▶ [Exercise description] Copy the records verbatim from their first line through the line that contains "314, 143, 340]", including both of those lines, and copy nothing else.

▶ [Listing]
+ + + + +

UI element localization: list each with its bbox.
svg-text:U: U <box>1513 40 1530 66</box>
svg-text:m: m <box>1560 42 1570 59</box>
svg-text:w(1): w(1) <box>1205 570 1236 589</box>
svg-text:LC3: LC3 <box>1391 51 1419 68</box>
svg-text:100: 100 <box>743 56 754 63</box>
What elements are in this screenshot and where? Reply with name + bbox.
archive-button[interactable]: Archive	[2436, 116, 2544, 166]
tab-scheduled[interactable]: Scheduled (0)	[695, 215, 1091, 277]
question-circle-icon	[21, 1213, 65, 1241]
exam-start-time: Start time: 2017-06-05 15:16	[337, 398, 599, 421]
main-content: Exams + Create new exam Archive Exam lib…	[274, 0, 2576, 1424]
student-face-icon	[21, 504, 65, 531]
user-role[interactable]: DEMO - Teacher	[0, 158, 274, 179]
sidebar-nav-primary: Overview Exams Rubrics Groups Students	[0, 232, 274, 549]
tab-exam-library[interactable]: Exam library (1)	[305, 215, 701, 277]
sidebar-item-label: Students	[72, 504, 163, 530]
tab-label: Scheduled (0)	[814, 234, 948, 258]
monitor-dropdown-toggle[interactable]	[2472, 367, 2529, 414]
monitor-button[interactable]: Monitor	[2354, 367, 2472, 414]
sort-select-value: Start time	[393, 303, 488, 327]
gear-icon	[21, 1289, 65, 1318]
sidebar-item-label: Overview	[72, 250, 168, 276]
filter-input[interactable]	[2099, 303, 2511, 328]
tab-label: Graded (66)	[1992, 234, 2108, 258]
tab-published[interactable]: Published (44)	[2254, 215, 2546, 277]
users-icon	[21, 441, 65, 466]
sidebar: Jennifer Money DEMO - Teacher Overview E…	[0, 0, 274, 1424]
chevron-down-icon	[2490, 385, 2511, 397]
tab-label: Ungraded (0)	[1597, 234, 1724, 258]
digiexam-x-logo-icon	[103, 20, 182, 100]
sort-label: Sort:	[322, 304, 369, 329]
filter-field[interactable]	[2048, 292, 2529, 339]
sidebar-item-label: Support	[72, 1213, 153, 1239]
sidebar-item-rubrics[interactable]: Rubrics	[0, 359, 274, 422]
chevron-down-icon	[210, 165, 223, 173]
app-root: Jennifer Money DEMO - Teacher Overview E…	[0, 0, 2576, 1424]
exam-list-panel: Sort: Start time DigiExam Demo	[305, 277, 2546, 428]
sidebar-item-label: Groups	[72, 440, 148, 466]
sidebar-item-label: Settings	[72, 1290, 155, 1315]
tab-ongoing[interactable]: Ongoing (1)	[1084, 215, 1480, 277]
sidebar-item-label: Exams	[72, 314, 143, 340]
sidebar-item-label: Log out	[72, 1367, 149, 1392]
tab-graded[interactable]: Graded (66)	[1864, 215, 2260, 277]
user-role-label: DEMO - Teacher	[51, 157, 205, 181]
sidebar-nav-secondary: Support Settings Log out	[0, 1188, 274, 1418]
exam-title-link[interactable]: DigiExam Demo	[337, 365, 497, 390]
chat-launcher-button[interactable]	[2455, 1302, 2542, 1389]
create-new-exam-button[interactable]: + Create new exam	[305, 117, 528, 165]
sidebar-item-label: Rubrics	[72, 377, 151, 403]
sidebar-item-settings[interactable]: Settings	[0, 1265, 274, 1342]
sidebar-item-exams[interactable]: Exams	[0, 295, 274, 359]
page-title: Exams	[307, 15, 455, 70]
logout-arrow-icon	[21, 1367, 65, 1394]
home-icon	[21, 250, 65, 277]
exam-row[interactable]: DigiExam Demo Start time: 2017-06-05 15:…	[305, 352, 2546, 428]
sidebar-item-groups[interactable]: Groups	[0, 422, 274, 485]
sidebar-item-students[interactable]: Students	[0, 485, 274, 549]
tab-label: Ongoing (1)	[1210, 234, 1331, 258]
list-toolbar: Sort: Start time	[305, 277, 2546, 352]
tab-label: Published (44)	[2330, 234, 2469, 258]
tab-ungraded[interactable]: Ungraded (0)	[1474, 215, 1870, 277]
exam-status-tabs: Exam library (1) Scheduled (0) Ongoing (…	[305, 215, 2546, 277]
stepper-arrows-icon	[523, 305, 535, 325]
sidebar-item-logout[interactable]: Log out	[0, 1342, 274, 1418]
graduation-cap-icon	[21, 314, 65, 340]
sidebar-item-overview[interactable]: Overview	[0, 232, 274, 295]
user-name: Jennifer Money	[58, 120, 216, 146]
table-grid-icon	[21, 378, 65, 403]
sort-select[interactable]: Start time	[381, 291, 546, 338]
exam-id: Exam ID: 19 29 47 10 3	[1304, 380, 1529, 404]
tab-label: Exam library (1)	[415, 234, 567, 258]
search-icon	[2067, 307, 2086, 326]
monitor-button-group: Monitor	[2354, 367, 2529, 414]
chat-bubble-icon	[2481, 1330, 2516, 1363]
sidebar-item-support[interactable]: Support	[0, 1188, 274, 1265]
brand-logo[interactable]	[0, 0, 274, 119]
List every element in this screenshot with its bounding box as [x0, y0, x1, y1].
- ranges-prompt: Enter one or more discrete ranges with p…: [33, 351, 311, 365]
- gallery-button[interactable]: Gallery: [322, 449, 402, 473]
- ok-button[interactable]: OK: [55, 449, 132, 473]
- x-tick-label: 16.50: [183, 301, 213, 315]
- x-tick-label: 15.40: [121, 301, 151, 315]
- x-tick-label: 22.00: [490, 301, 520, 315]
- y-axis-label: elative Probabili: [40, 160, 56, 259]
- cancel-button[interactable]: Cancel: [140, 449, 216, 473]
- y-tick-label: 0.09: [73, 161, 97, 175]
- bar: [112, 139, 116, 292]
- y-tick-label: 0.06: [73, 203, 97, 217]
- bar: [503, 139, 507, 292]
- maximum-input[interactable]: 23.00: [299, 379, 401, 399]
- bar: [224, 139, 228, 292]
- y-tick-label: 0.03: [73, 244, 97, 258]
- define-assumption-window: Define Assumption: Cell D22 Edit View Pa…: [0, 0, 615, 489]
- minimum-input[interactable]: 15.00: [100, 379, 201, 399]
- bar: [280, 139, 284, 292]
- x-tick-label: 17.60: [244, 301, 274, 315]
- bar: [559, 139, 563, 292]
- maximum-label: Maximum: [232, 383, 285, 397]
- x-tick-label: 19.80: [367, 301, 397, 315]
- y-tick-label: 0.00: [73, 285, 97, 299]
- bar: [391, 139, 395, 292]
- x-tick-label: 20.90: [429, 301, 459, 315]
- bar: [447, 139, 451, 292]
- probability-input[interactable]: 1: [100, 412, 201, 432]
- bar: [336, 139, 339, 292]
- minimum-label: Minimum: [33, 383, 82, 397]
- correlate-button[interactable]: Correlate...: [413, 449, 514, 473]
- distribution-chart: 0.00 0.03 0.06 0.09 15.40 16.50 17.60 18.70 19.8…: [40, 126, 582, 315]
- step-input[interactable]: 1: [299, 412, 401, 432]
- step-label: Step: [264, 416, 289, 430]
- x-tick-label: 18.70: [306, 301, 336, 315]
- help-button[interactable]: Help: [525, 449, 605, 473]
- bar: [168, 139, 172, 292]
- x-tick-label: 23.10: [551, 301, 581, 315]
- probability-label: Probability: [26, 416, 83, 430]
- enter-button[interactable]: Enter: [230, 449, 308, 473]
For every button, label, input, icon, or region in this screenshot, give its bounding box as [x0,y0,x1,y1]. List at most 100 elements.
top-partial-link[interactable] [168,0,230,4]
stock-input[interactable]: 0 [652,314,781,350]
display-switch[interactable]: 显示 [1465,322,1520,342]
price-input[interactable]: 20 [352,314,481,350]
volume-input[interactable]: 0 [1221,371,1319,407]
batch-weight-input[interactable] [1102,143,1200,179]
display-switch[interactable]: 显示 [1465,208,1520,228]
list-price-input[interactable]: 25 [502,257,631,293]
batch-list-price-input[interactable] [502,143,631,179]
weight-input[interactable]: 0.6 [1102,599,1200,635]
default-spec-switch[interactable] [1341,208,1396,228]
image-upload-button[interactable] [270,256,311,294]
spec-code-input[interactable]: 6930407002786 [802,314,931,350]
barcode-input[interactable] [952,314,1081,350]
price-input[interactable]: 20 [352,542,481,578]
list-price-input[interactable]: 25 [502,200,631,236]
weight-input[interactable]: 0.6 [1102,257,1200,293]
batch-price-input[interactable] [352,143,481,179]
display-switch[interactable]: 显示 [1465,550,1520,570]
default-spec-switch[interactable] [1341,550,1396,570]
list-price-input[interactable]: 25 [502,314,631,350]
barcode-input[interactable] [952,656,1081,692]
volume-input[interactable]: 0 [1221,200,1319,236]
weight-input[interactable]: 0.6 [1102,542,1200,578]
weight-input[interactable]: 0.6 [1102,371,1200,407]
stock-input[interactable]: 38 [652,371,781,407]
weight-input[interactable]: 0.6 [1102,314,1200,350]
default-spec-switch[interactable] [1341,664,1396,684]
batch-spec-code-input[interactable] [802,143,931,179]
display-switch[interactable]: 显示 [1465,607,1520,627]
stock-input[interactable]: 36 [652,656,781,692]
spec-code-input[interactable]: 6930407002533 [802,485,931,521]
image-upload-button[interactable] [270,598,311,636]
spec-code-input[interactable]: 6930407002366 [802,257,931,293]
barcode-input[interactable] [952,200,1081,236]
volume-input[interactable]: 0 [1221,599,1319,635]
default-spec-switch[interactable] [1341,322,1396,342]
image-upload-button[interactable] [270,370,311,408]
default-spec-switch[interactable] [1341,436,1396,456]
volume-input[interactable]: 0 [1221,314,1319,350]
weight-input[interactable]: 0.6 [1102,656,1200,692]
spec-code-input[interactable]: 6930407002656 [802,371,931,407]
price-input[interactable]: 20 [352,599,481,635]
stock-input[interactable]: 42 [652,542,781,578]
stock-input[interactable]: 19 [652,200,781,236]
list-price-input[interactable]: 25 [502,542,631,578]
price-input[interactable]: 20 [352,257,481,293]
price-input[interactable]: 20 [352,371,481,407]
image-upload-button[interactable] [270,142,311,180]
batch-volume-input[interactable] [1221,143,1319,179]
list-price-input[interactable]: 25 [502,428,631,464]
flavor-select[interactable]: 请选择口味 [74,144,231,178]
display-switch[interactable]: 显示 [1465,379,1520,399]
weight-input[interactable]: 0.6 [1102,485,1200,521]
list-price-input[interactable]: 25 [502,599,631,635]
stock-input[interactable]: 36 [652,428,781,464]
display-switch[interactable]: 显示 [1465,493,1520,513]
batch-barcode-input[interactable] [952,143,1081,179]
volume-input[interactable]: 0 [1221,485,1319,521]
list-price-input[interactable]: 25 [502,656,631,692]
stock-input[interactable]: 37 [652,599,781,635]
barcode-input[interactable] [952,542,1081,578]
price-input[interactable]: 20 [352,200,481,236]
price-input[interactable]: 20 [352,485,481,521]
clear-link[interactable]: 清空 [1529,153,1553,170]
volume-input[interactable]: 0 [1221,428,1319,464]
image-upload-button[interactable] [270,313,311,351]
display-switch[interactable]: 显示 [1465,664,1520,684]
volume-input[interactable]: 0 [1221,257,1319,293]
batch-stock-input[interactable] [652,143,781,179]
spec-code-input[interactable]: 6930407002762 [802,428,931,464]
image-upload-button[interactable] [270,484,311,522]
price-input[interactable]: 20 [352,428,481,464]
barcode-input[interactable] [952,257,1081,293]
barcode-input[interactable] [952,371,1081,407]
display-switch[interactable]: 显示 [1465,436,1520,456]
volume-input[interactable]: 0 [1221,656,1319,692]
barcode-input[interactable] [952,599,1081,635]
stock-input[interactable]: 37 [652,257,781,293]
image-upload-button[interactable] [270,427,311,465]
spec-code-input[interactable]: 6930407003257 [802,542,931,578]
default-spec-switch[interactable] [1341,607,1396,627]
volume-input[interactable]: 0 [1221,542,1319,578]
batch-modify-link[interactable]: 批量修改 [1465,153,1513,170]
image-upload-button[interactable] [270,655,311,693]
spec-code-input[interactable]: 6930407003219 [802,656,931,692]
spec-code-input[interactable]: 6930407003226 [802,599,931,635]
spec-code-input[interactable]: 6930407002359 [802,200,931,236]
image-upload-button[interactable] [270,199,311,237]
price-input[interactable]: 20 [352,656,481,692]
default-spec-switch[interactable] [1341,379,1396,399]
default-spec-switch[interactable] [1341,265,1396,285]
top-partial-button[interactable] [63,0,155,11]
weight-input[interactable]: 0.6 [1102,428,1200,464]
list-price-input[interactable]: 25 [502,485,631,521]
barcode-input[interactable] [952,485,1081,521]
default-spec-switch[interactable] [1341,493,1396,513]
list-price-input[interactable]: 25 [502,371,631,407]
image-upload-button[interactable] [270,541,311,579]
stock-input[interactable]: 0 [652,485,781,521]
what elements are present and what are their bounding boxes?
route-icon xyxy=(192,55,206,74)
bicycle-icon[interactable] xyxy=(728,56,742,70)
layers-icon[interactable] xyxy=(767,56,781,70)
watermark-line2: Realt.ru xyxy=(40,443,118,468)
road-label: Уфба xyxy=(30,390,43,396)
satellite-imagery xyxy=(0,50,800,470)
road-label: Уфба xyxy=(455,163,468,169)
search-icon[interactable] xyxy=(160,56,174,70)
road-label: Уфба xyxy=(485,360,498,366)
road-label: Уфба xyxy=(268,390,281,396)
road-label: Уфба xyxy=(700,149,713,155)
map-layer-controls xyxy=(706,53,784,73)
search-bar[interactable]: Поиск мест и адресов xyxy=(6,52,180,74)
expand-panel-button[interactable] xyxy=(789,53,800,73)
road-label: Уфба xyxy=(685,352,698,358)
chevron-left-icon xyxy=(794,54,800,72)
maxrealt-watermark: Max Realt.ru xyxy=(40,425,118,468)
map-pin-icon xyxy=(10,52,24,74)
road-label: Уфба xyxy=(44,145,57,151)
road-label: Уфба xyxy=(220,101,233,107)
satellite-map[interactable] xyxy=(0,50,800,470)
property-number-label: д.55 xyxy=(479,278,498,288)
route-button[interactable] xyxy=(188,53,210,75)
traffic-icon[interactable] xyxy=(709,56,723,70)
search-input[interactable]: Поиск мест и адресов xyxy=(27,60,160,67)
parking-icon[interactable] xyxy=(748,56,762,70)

+ + + + +

▶ [Task output]
UI element localization: list each with its bbox.
svg-text:U: U <box>1513 40 1530 66</box>
svg-text:m: m <box>1560 42 1570 59</box>
svg-text:w(1): w(1) <box>1205 570 1236 589</box>
svg-text:LC3: LC3 <box>1391 51 1419 68</box>
svg-text:100: 100 <box>743 56 754 63</box>
What elements are in this screenshot and where? Reply with name + bbox.
archive-button[interactable]: Archive	[2436, 116, 2544, 166]
tab-scheduled[interactable]: Scheduled (0)	[695, 215, 1091, 277]
question-circle-icon	[21, 1213, 65, 1241]
exam-start-time: Start time: 2017-06-05 15:16	[337, 398, 599, 421]
main-content: Exams + Create new exam Archive Exam lib…	[274, 0, 2576, 1424]
student-face-icon	[21, 504, 65, 531]
user-role[interactable]: DEMO - Teacher	[0, 158, 274, 179]
sidebar-nav-primary: Overview Exams Rubrics Groups Students	[0, 232, 274, 549]
tab-exam-library[interactable]: Exam library (1)	[305, 215, 701, 277]
sidebar-item-label: Students	[72, 504, 163, 530]
tab-label: Scheduled (0)	[814, 234, 948, 258]
monitor-dropdown-toggle[interactable]	[2472, 367, 2529, 414]
monitor-button[interactable]: Monitor	[2354, 367, 2472, 414]
sort-select-value: Start time	[393, 303, 488, 327]
gear-icon	[21, 1289, 65, 1318]
sidebar-item-label: Overview	[72, 250, 168, 276]
filter-input[interactable]	[2099, 303, 2511, 328]
tab-label: Graded (66)	[1992, 234, 2108, 258]
tab-published[interactable]: Published (44)	[2254, 215, 2546, 277]
users-icon	[21, 441, 65, 466]
sidebar: Jennifer Money DEMO - Teacher Overview E…	[0, 0, 274, 1424]
chevron-down-icon	[2490, 385, 2511, 397]
tab-label: Ungraded (0)	[1597, 234, 1724, 258]
digiexam-x-logo-icon	[103, 20, 182, 100]
sort-label: Sort:	[322, 304, 369, 329]
filter-field[interactable]	[2048, 292, 2529, 339]
sidebar-item-label: Support	[72, 1213, 153, 1239]
sidebar-item-rubrics[interactable]: Rubrics	[0, 359, 274, 422]
chevron-down-icon	[210, 165, 223, 173]
app-root: Jennifer Money DEMO - Teacher Overview E…	[0, 0, 2576, 1424]
exam-list-panel: Sort: Start time DigiExam Demo	[305, 277, 2546, 428]
sidebar-item-label: Groups	[72, 440, 148, 466]
sidebar-item-label: Settings	[72, 1290, 155, 1315]
tab-ongoing[interactable]: Ongoing (1)	[1084, 215, 1480, 277]
sidebar-item-label: Exams	[72, 314, 143, 340]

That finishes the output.